Request:
Output every line below exactly.

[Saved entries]

"""

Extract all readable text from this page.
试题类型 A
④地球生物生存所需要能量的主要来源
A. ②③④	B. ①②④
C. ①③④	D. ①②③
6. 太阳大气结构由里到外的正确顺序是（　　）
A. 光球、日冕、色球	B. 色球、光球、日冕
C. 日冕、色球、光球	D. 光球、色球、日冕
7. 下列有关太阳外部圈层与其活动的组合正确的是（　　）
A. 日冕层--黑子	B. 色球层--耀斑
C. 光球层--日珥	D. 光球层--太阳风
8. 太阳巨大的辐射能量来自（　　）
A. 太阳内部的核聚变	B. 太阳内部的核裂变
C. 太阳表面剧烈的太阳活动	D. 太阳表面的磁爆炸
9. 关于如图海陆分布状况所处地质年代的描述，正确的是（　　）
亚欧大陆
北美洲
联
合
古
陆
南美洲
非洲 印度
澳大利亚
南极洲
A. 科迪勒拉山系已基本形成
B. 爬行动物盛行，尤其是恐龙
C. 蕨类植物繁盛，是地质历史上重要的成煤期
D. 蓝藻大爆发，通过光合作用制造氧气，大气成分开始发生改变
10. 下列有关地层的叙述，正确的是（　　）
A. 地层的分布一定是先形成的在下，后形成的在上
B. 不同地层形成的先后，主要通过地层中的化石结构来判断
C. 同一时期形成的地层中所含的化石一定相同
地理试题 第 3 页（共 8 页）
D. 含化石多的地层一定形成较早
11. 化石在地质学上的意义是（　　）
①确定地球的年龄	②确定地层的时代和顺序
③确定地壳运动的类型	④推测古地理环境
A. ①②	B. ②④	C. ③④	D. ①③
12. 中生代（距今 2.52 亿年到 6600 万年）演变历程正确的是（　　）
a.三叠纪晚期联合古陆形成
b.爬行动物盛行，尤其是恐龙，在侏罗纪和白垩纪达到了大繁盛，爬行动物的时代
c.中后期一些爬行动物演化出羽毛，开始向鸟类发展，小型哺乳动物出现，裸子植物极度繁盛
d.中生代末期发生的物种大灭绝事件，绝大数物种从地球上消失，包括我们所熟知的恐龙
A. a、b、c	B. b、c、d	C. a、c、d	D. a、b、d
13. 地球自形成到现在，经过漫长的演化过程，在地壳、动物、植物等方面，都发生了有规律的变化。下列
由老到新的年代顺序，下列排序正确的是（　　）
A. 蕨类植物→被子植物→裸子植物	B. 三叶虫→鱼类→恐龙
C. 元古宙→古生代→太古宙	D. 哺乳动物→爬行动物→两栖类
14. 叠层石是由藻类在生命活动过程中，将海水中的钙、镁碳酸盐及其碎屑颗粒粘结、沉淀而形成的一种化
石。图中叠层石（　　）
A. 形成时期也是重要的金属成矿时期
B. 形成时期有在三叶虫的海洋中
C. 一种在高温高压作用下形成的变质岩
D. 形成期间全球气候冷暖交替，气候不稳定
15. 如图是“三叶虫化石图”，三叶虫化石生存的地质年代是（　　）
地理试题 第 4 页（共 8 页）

"""

Reply:
Extract all readable text from this page.
试题类型 A
④地球生物生存所需要能量的主要来源
A. ②③④	B. ①②④
C. ①③④	D. ①②③
6. 太阳大气结构由里到外的正确顺序是（　　）
A. 光球、日冕、色球	B. 色球、光球、日冕
C. 日冕、色球、光球	D. 光球、色球、日冕
7. 下列有关太阳外部圈层与其活动的组合正确的是（　　）
A. 日冕层--黑子	B. 色球层--耀斑
C. 光球层--日珥	D. 光球层--太阳风
8. 太阳巨大的辐射能量来自（　　）
A. 太阳内部的核聚变	B. 太阳内部的核裂变
C. 太阳表面剧烈的太阳活动	D. 太阳表面的磁爆炸
9. 关于如图海陆分布状况所处地质年代的描述，正确的是（　　）
亚欧大陆
北美洲
联
合
古
陆
南美洲
非洲 印度
澳大利亚
南极洲
A. 科迪勒拉山系已基本形成
B. 爬行动物盛行，尤其是恐龙
C. 蕨类植物繁盛，是地质历史上重要的成煤期
D. 蓝藻大爆发，通过光合作用制造氧气，大气成分开始发生改变
10. 下列有关地层的叙述，正确的是（　　）
A. 地层的分布一定是先形成的在下，后形成的在上
B. 不同地层形成的先后，主要通过地层中的化石结构来判断
C. 同一时期形成的地层中所含的化石一定相同
地理试题 第 3 页（共 8 页）
D. 含化石多的地层一定形成较早
11. 化石在地质学上的意义是（　　）
①确定地球的年龄	②确定地层的时代和顺序
③确定地壳运动的类型	④推测古地理环境
A. ①②	B. ②④	C. ③④	D. ①③
12. 中生代（距今 2.52 亿年到 6600 万年）演变历程正确的是（　　）
a.三叠纪晚期联合古陆形成
b.爬行动物盛行，尤其是恐龙，在侏罗纪和白垩纪达到了大繁盛，爬行动物的时代
c.中后期一些爬行动物演化出羽毛，开始向鸟类发展，小型哺乳动物出现，裸子植物极度繁盛
d.中生代末期发生的物种大灭绝事件，绝大数物种从地球上消失，包括我们所熟知的恐龙
A. a、b、c	B. b、c、d	C. a、c、d	D. a、b、d
13. 地球自形成到现在，经过漫长的演化过程，在地壳、动物、植物等方面，都发生了有规律的变化。下列
由老到新的年代顺序，下列排序正确的是（　　）
A. 蕨类植物→被子植物→裸子植物	B. 三叶虫→鱼类→恐龙
C. 元古宙→古生代→太古宙	D. 哺乳动物→爬行动物→两栖类
14. 叠层石是由藻类在生命活动过程中，将海水中的钙、镁碳酸盐及其碎屑颗粒粘结、沉淀而形成的一种化
石。图中叠层石（　　）
A. 形成时期也是重要的金属成矿时期
B. 形成时期有在三叶虫的海洋中
C. 一种在高温高压作用下形成的变质岩
D. 形成期间全球气候冷暖交替，气候不稳定
15. 如图是“三叶虫化石图”，三叶虫化石生存的地质年代是（　　）
地理试题 第 4 页（共 8 页）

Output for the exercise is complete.